▸ **The request**:
Copy the stretch of the AMR blog post from "Maybe you will" through "paraphrasing sentences, etc.", substituting "follow-up" for "downstream" everywhere it appears.

▸ **Passage to read**:
• • • •

Welcome back to our blog! On today’s schedule, we want to discuss some exciting topics in the NLP field. This time we are introducing you to AMR graphs and their unexplored potential in various NLP tasks, and how they can be incorporated in until now unsolved problems. There will be multiple articles that will explore the usage of AMR graphs in different problems and hopefully our research and work will contribute and get noticed by the community. With this article, we want to present our cross-lingual AMR pipeline that can avoid the problems of low-source languages when working with parsing AMR graphs and generating sentences from given AMR graphs.
Introduction
In this article, we introduce you to a cross-lingual AMR end-to-end pipeline. First, let’s briefly explain what AMR is. Abstract Meaning Representation (AMR) is a language for semantic representation that is introduced to the English language. The purpose of this representation is to present a sentence into an AMR graph. These graphs contain nodes that portray the entities in the sentence and edges which represent the existing semantic relationships between the nodes. The AMR graphs are described as rooted, directed, acyclic graphs with labeled edges and leaves. There are two main tasks when working with AMR graphs. The first one is called AMR parsing. Here, a given sentence is converted to an AMR graph, i.e., we parse each component of the sentence into its appropriate graph representation. The second task is called AMR-to-text generation and the goal is to obtain a sentence from a given AMR graph. These tasks require a lot of suitable data to train models on how to make these conversions.
Maybe you will ask yourself, why we need such complex representations. Let us explain it to you. There are many downstream NLP tasks that are doing some calculations but do not understand and preserve the semantic meaning of the input sentences. When using AMR graphs, the semantic meanings are preserved no matter what we are doing with the sentences, and many hidden meanings can be found when a sentence is observed as a graph. Some of the downstream tasks that implement AMR graphs are abstractive summarization, machine translation, paraphrasing sentences, etc.

• • • •

▸ **Raw data**:
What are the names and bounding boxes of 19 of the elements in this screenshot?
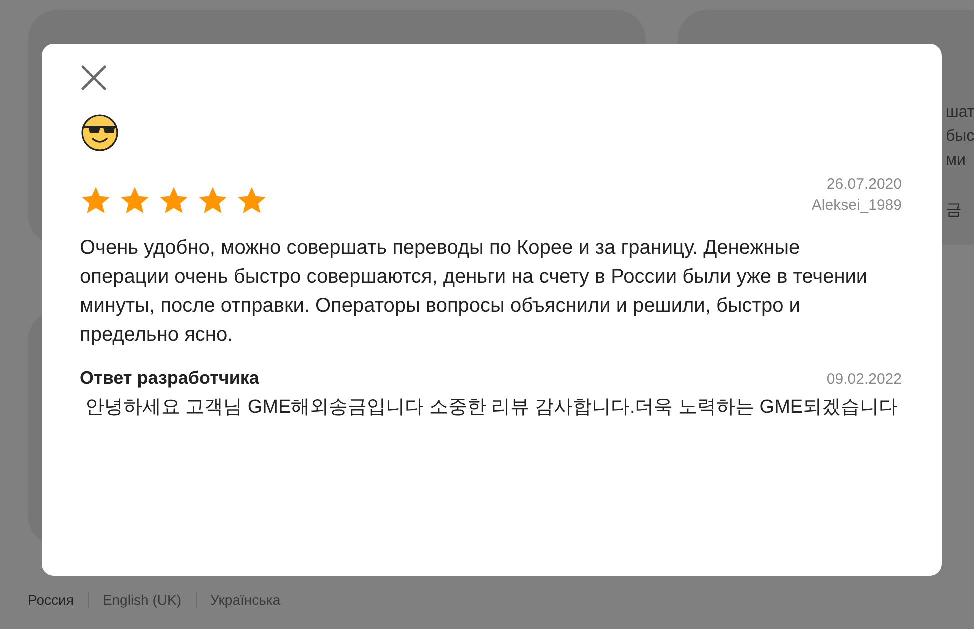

• • • •

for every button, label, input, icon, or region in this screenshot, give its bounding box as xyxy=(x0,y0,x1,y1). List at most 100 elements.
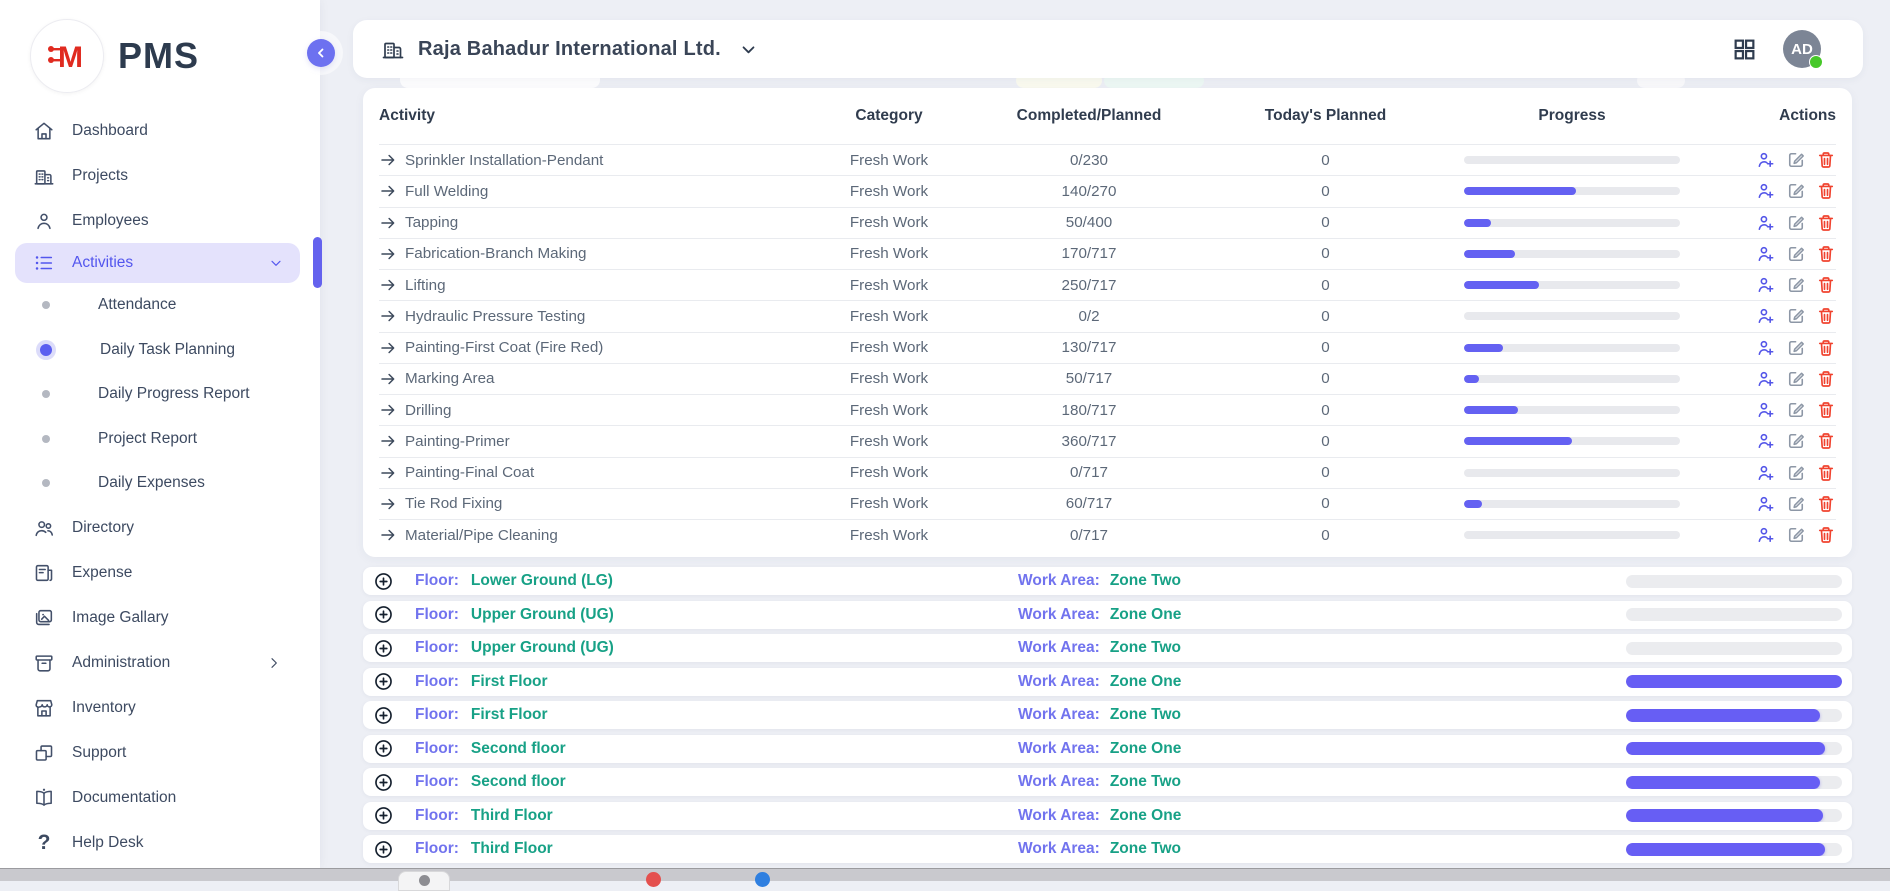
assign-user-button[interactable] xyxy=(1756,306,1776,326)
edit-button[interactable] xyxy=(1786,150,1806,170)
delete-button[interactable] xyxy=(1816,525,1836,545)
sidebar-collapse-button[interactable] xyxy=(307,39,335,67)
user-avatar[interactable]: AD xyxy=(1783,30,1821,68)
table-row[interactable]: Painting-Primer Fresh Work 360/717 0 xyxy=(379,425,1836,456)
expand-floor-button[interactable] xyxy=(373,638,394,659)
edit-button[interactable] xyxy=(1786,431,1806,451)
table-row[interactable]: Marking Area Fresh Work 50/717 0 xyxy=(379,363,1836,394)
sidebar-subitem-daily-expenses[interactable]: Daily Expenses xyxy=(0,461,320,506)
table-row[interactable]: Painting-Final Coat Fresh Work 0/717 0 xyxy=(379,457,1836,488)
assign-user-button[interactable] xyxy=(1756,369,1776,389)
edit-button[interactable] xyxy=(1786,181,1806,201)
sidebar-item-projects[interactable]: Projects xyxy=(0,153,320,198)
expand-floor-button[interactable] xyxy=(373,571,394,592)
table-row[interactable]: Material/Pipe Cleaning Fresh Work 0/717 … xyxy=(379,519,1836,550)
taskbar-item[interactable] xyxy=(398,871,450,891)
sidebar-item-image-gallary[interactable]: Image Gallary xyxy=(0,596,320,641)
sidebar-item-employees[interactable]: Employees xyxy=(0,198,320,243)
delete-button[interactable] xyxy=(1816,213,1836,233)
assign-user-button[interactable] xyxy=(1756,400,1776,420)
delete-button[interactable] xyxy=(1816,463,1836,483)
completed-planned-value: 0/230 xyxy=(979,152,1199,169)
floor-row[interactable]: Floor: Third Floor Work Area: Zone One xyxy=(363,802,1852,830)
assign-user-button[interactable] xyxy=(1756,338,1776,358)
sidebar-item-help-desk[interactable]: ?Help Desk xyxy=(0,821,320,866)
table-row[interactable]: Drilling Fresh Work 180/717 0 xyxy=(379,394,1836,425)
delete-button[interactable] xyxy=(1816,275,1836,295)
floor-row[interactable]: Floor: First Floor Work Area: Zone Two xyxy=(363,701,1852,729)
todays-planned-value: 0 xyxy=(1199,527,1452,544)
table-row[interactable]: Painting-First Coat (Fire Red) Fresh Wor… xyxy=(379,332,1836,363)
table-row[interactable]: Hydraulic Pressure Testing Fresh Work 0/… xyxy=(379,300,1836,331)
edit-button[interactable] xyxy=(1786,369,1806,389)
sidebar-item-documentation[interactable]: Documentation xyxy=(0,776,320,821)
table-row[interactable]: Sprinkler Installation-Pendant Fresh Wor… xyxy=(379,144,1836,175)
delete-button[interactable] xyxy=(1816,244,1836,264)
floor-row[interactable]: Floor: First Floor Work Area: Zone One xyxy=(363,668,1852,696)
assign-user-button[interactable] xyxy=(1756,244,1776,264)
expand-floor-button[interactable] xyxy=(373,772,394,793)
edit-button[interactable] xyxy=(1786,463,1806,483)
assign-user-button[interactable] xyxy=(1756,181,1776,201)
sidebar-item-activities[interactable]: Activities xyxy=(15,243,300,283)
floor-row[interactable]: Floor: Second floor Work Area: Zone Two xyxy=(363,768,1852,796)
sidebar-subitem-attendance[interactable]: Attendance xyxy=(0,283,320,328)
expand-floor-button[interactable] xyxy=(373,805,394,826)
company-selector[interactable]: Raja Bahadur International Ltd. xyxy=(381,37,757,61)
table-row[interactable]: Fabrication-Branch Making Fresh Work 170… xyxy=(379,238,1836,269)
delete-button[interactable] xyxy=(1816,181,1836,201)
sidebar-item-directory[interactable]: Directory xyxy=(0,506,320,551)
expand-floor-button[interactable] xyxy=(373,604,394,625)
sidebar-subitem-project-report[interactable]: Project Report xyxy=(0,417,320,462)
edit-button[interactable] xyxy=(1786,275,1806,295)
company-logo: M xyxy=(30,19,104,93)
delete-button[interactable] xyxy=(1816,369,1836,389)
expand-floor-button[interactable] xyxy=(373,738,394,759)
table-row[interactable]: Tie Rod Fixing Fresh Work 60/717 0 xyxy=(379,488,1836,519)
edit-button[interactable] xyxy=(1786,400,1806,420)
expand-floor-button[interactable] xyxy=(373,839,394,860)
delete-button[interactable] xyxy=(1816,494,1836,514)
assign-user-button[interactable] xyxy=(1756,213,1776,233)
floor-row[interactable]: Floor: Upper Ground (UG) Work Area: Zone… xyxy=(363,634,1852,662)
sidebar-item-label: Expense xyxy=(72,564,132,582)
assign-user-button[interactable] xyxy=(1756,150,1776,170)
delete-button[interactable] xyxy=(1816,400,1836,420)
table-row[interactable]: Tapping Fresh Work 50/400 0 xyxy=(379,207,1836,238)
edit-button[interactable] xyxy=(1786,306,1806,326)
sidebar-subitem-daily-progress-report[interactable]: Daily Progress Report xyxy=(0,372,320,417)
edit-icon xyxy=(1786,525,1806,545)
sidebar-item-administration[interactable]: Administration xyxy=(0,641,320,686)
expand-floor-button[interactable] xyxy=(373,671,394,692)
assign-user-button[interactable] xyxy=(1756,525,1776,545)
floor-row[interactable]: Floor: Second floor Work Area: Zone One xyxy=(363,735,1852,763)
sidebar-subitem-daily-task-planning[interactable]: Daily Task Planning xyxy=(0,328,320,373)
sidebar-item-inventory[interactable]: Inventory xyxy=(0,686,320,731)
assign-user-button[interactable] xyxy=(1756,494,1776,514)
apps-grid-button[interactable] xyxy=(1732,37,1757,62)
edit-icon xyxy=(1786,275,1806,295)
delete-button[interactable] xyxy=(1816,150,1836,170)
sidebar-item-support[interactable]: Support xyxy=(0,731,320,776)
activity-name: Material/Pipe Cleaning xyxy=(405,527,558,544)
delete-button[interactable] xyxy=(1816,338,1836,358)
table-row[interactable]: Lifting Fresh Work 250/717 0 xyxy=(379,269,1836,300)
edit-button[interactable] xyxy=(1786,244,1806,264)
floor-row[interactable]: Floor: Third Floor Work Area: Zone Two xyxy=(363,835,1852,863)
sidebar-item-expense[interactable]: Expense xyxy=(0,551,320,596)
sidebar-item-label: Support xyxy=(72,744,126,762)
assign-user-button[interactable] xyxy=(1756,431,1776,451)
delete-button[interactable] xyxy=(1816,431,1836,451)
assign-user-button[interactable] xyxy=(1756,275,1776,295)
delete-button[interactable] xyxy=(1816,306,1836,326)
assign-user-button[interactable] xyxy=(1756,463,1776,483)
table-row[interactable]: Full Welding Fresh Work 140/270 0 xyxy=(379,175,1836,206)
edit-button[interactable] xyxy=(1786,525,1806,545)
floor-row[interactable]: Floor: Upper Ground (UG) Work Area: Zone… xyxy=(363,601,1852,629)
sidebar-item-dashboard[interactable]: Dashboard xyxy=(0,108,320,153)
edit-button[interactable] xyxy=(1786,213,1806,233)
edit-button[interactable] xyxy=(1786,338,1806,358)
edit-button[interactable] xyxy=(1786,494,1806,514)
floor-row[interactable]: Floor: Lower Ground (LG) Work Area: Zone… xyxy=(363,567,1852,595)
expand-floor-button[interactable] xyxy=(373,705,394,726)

• • • •

▸ **Response for this exercise**:
Maybe you will ask yourself, why we need such complex representations. Let us explain it to you. There are many follow-up NLP tasks that are doing some calculations but do not understand and preserve the semantic meaning of the input sentences. When using AMR graphs, the semantic meanings are preserved no matter what we are doing with the sentences, and many hidden meanings can be found when a sentence is observed as a graph. Some of the follow-up tasks that implement AMR graphs are abstractive summarization, machine translation, paraphrasing sentences, etc.